#### TASK BRIEF
Of the lines in the records that follow, how many include the word "xlabel"? Answer with a bare number.

--- RECORDED INFORMATION ---

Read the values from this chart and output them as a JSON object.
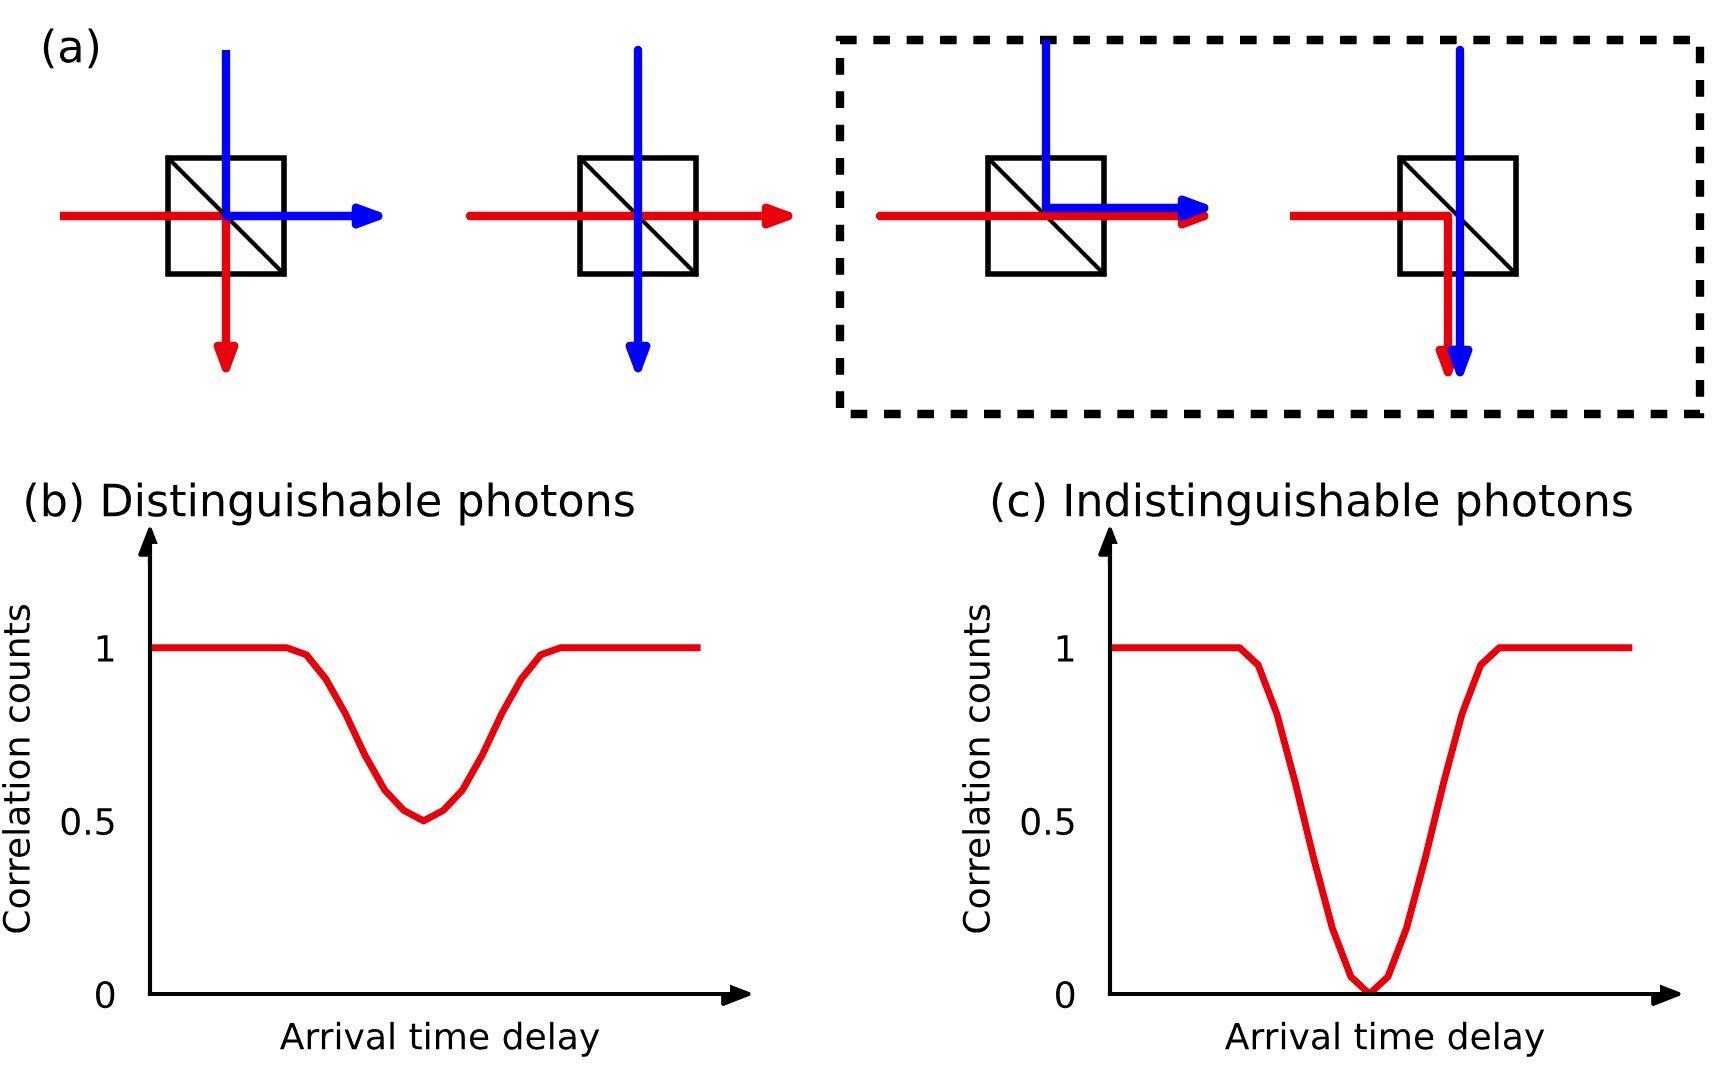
{
  "chart_data": [
    {
      "type": "line",
      "title": "(b) Distinguishable photons",
      "xlabel": "Arrival time delay",
      "ylabel": "Correlation counts",
      "annotations": [
        "(a)"
      ],
      "categories": [
        null,
        null,
        null,
        null,
        null,
        null,
        null,
        null,
        null,
        null,
        null,
        null,
        null,
        null,
        null,
        null,
        null,
        null,
        null,
        null,
        null,
        null,
        null,
        null,
        null,
        null,
        null,
        null,
        null
      ],
      "series": [
        {
          "color": "#e8000b",
          "values": [
            1,
            1,
            1,
            1,
            1,
            1,
            1,
            1,
            0.98,
            0.91,
            0.81,
            0.69,
            0.59,
            0.53,
            0.5,
            0.53,
            0.59,
            0.69,
            0.81,
            0.91,
            0.98,
            1,
            1,
            1,
            1,
            1,
            1,
            1,
            1
          ]
        }
      ],
      "ylim": [
        0,
        1.3
      ],
      "yticks": [
        0,
        0.5,
        1
      ],
      "grid": false,
      "tick_labels": "y",
      "marker": "none",
      "line_style": "solid"
    },
    {
      "type": "line",
      "title": "(c) Indistinguishable photons",
      "xlabel": "Arrival time delay",
      "ylabel": "Correlation counts",
      "categories": [
        null,
        null,
        null,
        null,
        null,
        null,
        null,
        null,
        null,
        null,
        null,
        null,
        null,
        null,
        null,
        null,
        null,
        null,
        null,
        null,
        null,
        null,
        null,
        null,
        null,
        null,
        null,
        null,
        null
      ],
      "series": [
        {
          "color": "#e8000b",
          "values": [
            1,
            1,
            1,
            1,
            1,
            1,
            1,
            1,
            0.95,
            0.81,
            0.61,
            0.39,
            0.19,
            0.05,
            0,
            0.05,
            0.19,
            0.39,
            0.61,
            0.81,
            0.95,
            1,
            1,
            1,
            1,
            1,
            1,
            1,
            1
          ]
        }
      ],
      "ylim": [
        0,
        1.3
      ],
      "yticks": [
        0,
        0.5,
        1
      ],
      "grid": false,
      "tick_labels": "y",
      "marker": "none",
      "line_style": "solid"
    }
  ]
}
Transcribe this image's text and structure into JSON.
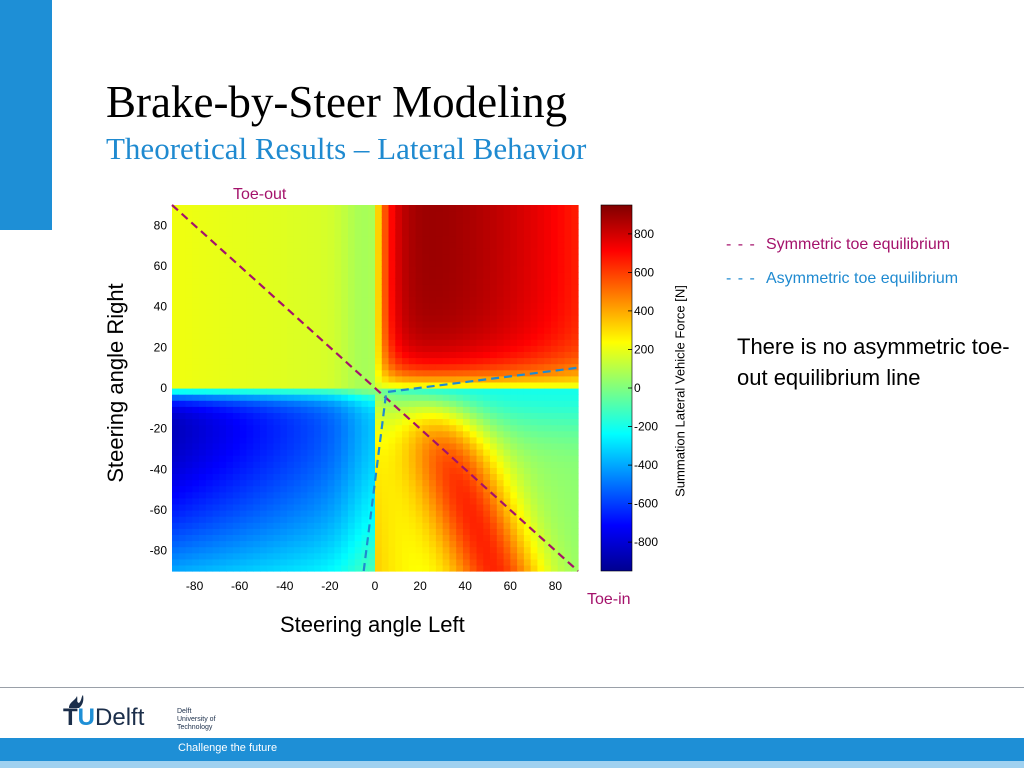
{
  "slide": {
    "title": "Brake-by-Steer Modeling",
    "subtitle": "Theoretical Results – Lateral Behavior",
    "note": "There is no asymmetric toe-out equilibrium line"
  },
  "annotations": {
    "toe_out": "Toe-out",
    "toe_in": "Toe-in"
  },
  "legend": [
    {
      "symbol": "- - -",
      "label": "Symmetric toe equilibrium",
      "color": "#a4126b"
    },
    {
      "symbol": "- - -",
      "label": "Asymmetric toe equilibrium",
      "color": "#1f8ad0"
    }
  ],
  "footer": {
    "logo_tu": "TU",
    "logo_t": "T",
    "logo_u": "U",
    "logo_delft": "Delft",
    "logo_small": [
      "Delft",
      "University of",
      "Technology"
    ],
    "tagline": "Challenge the future"
  },
  "chart_data": {
    "type": "heatmap",
    "title": "",
    "xlabel": "Steering angle Left",
    "ylabel": "Steering angle Right",
    "colorbar_label": "Summation Lateral Vehicle Force [N]",
    "xlim": [
      -90,
      90
    ],
    "ylim": [
      -90,
      90
    ],
    "xticks": [
      -80,
      -60,
      -40,
      -20,
      0,
      20,
      40,
      60,
      80
    ],
    "yticks": [
      80,
      60,
      40,
      20,
      0,
      -20,
      -40,
      -60,
      -80
    ],
    "clim": [
      -950,
      950
    ],
    "colorbar_ticks": [
      800,
      600,
      400,
      200,
      0,
      -200,
      -400,
      -600,
      -800
    ],
    "colormap": "jet",
    "regions": [
      {
        "name": "upper-left",
        "approx_value": 150
      },
      {
        "name": "upper-right",
        "approx_value": 900
      },
      {
        "name": "lower-left",
        "approx_value": -850
      },
      {
        "name": "lower-right",
        "approx_value": 500
      },
      {
        "name": "right-middle",
        "approx_value": -150
      }
    ],
    "series": [
      {
        "name": "Symmetric toe equilibrium",
        "color": "#a4126b",
        "style": "dashed",
        "x": [
          -90,
          90
        ],
        "y": [
          90,
          -90
        ]
      },
      {
        "name": "Asymmetric toe equilibrium",
        "color": "#1f8ad0",
        "style": "dashed",
        "x": [
          -5,
          5,
          90
        ],
        "y": [
          -90,
          -2,
          10
        ]
      }
    ]
  }
}
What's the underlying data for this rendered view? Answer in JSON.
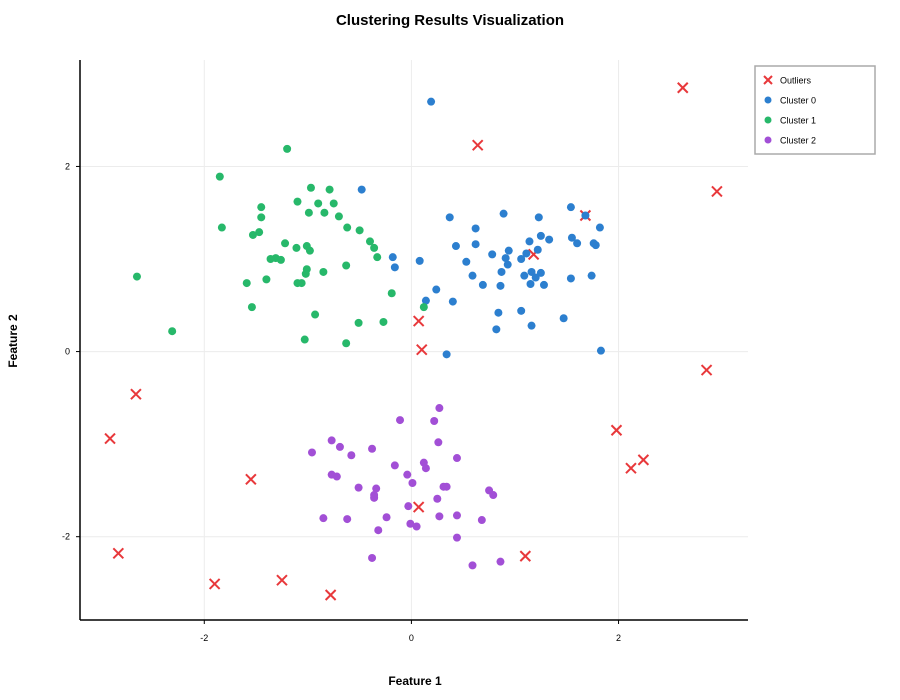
{
  "chart_data": {
    "type": "scatter",
    "title": "Clustering Results Visualization",
    "xlabel": "Feature 1",
    "ylabel": "Feature 2",
    "xlim": [
      -3.2,
      3.25
    ],
    "ylim": [
      -2.9,
      3.15
    ],
    "xticks": [
      -2,
      0,
      2
    ],
    "yticks": [
      -2,
      0,
      2
    ],
    "grid": true,
    "legend_position": "top-right",
    "series": [
      {
        "name": "Outliers",
        "marker": "x",
        "color": "#e8383b",
        "points": [
          [
            2.62,
            2.85
          ],
          [
            0.64,
            2.23
          ],
          [
            2.95,
            1.73
          ],
          [
            1.68,
            1.47
          ],
          [
            1.18,
            1.05
          ],
          [
            0.07,
            0.33
          ],
          [
            0.1,
            0.02
          ],
          [
            2.85,
            -0.2
          ],
          [
            -2.66,
            -0.46
          ],
          [
            -2.91,
            -0.94
          ],
          [
            1.98,
            -0.85
          ],
          [
            2.24,
            -1.17
          ],
          [
            2.12,
            -1.26
          ],
          [
            -1.55,
            -1.38
          ],
          [
            0.07,
            -1.68
          ],
          [
            -2.83,
            -2.18
          ],
          [
            1.1,
            -2.21
          ],
          [
            -1.9,
            -2.51
          ],
          [
            -1.25,
            -2.47
          ],
          [
            -0.78,
            -2.63
          ]
        ]
      },
      {
        "name": "Cluster 0",
        "marker": "o",
        "color": "#2c7fcf",
        "points": [
          [
            0.19,
            2.7
          ],
          [
            -0.48,
            1.75
          ],
          [
            1.54,
            1.56
          ],
          [
            0.37,
            1.45
          ],
          [
            0.89,
            1.49
          ],
          [
            1.23,
            1.45
          ],
          [
            1.68,
            1.47
          ],
          [
            1.82,
            1.34
          ],
          [
            0.62,
            1.33
          ],
          [
            1.25,
            1.25
          ],
          [
            1.33,
            1.21
          ],
          [
            1.14,
            1.19
          ],
          [
            1.55,
            1.23
          ],
          [
            1.6,
            1.17
          ],
          [
            1.76,
            1.17
          ],
          [
            1.78,
            1.15
          ],
          [
            0.43,
            1.14
          ],
          [
            0.62,
            1.16
          ],
          [
            1.22,
            1.1
          ],
          [
            0.94,
            1.09
          ],
          [
            1.11,
            1.06
          ],
          [
            0.78,
            1.05
          ],
          [
            0.91,
            1.01
          ],
          [
            0.53,
            0.97
          ],
          [
            0.08,
            0.98
          ],
          [
            1.06,
            1.0
          ],
          [
            0.93,
            0.94
          ],
          [
            1.16,
            0.86
          ],
          [
            1.25,
            0.85
          ],
          [
            0.87,
            0.86
          ],
          [
            0.59,
            0.82
          ],
          [
            1.09,
            0.82
          ],
          [
            1.2,
            0.8
          ],
          [
            1.54,
            0.79
          ],
          [
            1.74,
            0.82
          ],
          [
            1.15,
            0.73
          ],
          [
            1.28,
            0.72
          ],
          [
            0.69,
            0.72
          ],
          [
            0.86,
            0.71
          ],
          [
            0.24,
            0.67
          ],
          [
            0.4,
            0.54
          ],
          [
            0.14,
            0.55
          ],
          [
            1.06,
            0.44
          ],
          [
            0.84,
            0.42
          ],
          [
            1.47,
            0.36
          ],
          [
            1.16,
            0.28
          ],
          [
            0.82,
            0.24
          ],
          [
            0.34,
            -0.03
          ],
          [
            1.83,
            0.01
          ],
          [
            -0.16,
            0.91
          ],
          [
            -0.18,
            1.02
          ]
        ]
      },
      {
        "name": "Cluster 1",
        "marker": "o",
        "color": "#27b86a",
        "points": [
          [
            -1.2,
            2.19
          ],
          [
            -1.85,
            1.89
          ],
          [
            -0.97,
            1.77
          ],
          [
            -0.79,
            1.75
          ],
          [
            -1.1,
            1.62
          ],
          [
            -0.9,
            1.6
          ],
          [
            -0.75,
            1.6
          ],
          [
            -1.45,
            1.56
          ],
          [
            -0.99,
            1.5
          ],
          [
            -0.84,
            1.5
          ],
          [
            -0.7,
            1.46
          ],
          [
            -1.45,
            1.45
          ],
          [
            -0.62,
            1.34
          ],
          [
            -0.5,
            1.31
          ],
          [
            -1.83,
            1.34
          ],
          [
            -1.47,
            1.29
          ],
          [
            -1.53,
            1.26
          ],
          [
            -0.4,
            1.19
          ],
          [
            -1.22,
            1.17
          ],
          [
            -0.36,
            1.12
          ],
          [
            -1.01,
            1.14
          ],
          [
            -1.11,
            1.12
          ],
          [
            -0.98,
            1.09
          ],
          [
            -1.31,
            1.01
          ],
          [
            -1.36,
            1.0
          ],
          [
            -1.26,
            0.99
          ],
          [
            -0.33,
            1.02
          ],
          [
            -0.63,
            0.93
          ],
          [
            -1.01,
            0.89
          ],
          [
            -2.65,
            0.81
          ],
          [
            -0.85,
            0.86
          ],
          [
            -1.02,
            0.84
          ],
          [
            -1.4,
            0.78
          ],
          [
            -1.1,
            0.74
          ],
          [
            -1.06,
            0.74
          ],
          [
            -1.59,
            0.74
          ],
          [
            -0.19,
            0.63
          ],
          [
            -1.54,
            0.48
          ],
          [
            -0.93,
            0.4
          ],
          [
            -0.51,
            0.31
          ],
          [
            -0.27,
            0.32
          ],
          [
            -2.31,
            0.22
          ],
          [
            -1.03,
            0.13
          ],
          [
            -0.63,
            0.09
          ],
          [
            0.12,
            0.48
          ]
        ]
      },
      {
        "name": "Cluster 2",
        "marker": "o",
        "color": "#a24fd6",
        "points": [
          [
            0.27,
            -0.61
          ],
          [
            -0.11,
            -0.74
          ],
          [
            0.22,
            -0.75
          ],
          [
            -0.77,
            -0.96
          ],
          [
            0.26,
            -0.98
          ],
          [
            -0.69,
            -1.03
          ],
          [
            -0.38,
            -1.05
          ],
          [
            -0.96,
            -1.09
          ],
          [
            -0.58,
            -1.12
          ],
          [
            0.44,
            -1.15
          ],
          [
            0.12,
            -1.2
          ],
          [
            -0.16,
            -1.23
          ],
          [
            0.14,
            -1.26
          ],
          [
            -0.04,
            -1.33
          ],
          [
            -0.77,
            -1.33
          ],
          [
            -0.72,
            -1.35
          ],
          [
            0.01,
            -1.42
          ],
          [
            -0.51,
            -1.47
          ],
          [
            -0.34,
            -1.48
          ],
          [
            0.31,
            -1.46
          ],
          [
            0.34,
            -1.46
          ],
          [
            0.75,
            -1.5
          ],
          [
            -0.36,
            -1.55
          ],
          [
            0.79,
            -1.55
          ],
          [
            -0.36,
            -1.58
          ],
          [
            0.25,
            -1.59
          ],
          [
            -0.03,
            -1.67
          ],
          [
            0.44,
            -1.77
          ],
          [
            0.27,
            -1.78
          ],
          [
            -0.24,
            -1.79
          ],
          [
            -0.85,
            -1.8
          ],
          [
            -0.62,
            -1.81
          ],
          [
            0.68,
            -1.82
          ],
          [
            -0.01,
            -1.86
          ],
          [
            0.05,
            -1.89
          ],
          [
            -0.32,
            -1.93
          ],
          [
            0.44,
            -2.01
          ],
          [
            -0.38,
            -2.23
          ],
          [
            0.86,
            -2.27
          ],
          [
            0.59,
            -2.31
          ]
        ]
      }
    ]
  }
}
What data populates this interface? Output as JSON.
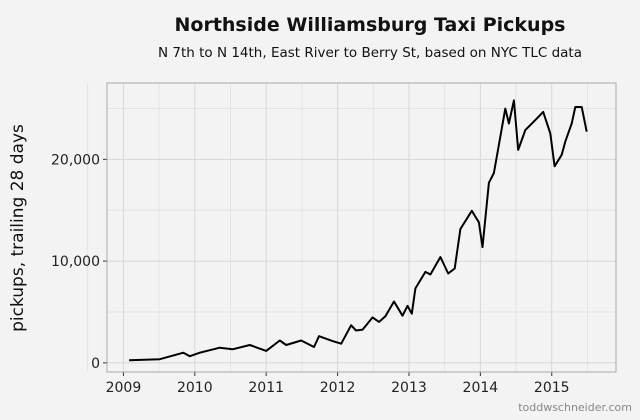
{
  "chart_data": {
    "type": "line",
    "title": "Northside Williamsburg Taxi Pickups",
    "subtitle": "N 7th to N 14th, East River to Berry St, based on NYC TLC data",
    "xlabel": "",
    "ylabel": "pickups, trailing 28 days",
    "xlim": [
      2008.77,
      2015.9
    ],
    "ylim": [
      -900,
      27500
    ],
    "x_ticks": [
      "2009",
      "2010",
      "2011",
      "2012",
      "2013",
      "2014",
      "2015"
    ],
    "y_ticks": [
      "0",
      "10,000",
      "20,000"
    ],
    "y_tick_values": [
      0,
      10000,
      20000
    ],
    "grid": true,
    "line_color": "#000000",
    "series": [
      {
        "x": [
          2009.08,
          2009.51,
          2009.84,
          2009.93,
          2010.07,
          2010.35,
          2010.53,
          2010.77,
          2011.0,
          2011.19,
          2011.28,
          2011.49,
          2011.67,
          2011.74,
          2011.93,
          2012.05,
          2012.19,
          2012.26,
          2012.35,
          2012.49,
          2012.58,
          2012.67,
          2012.79,
          2012.91,
          2012.98,
          2013.04,
          2013.09,
          2013.23,
          2013.3,
          2013.44,
          2013.55,
          2013.64,
          2013.72,
          2013.88,
          2013.98,
          2014.03,
          2014.12,
          2014.19,
          2014.35,
          2014.4,
          2014.47,
          2014.53,
          2014.63,
          2014.77,
          2014.88,
          2014.98,
          2015.04,
          2015.14,
          2015.19,
          2015.28,
          2015.33,
          2015.42,
          2015.49
        ],
        "y": [
          260,
          360,
          1000,
          650,
          1000,
          1490,
          1330,
          1750,
          1170,
          2200,
          1750,
          2200,
          1560,
          2620,
          2140,
          1880,
          3690,
          3180,
          3270,
          4470,
          4020,
          4570,
          6030,
          4630,
          5600,
          4830,
          7320,
          8940,
          8680,
          10400,
          8780,
          9270,
          13150,
          14940,
          13800,
          11370,
          17690,
          18660,
          24980,
          23520,
          25790,
          20930,
          22870,
          23850,
          24660,
          22550,
          19310,
          20440,
          21740,
          23520,
          25140,
          25140,
          22710
        ]
      }
    ]
  },
  "credit": "toddwschneider.com"
}
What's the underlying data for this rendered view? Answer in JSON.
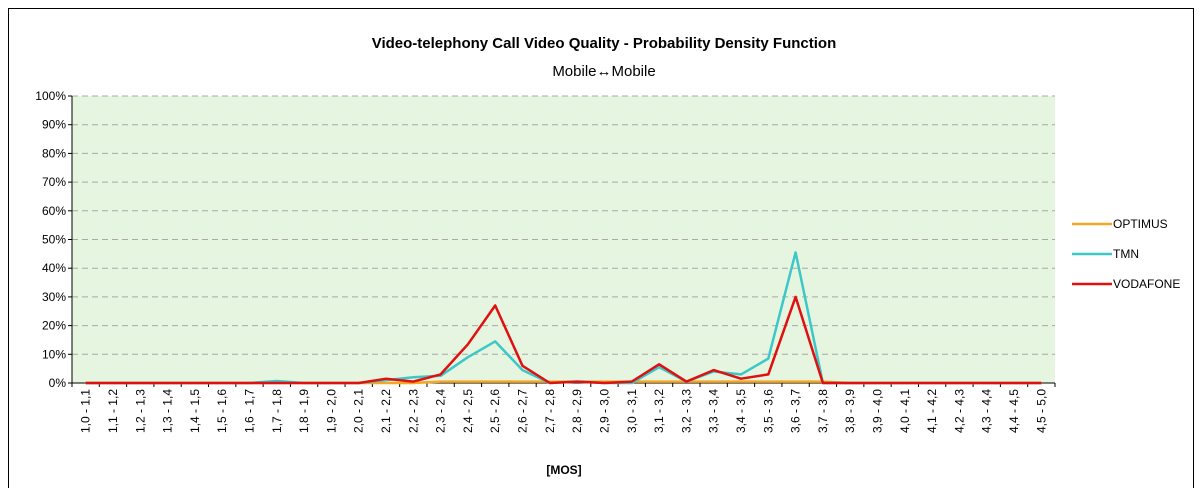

---

#### SOLUTION TO THE PROBLEM
5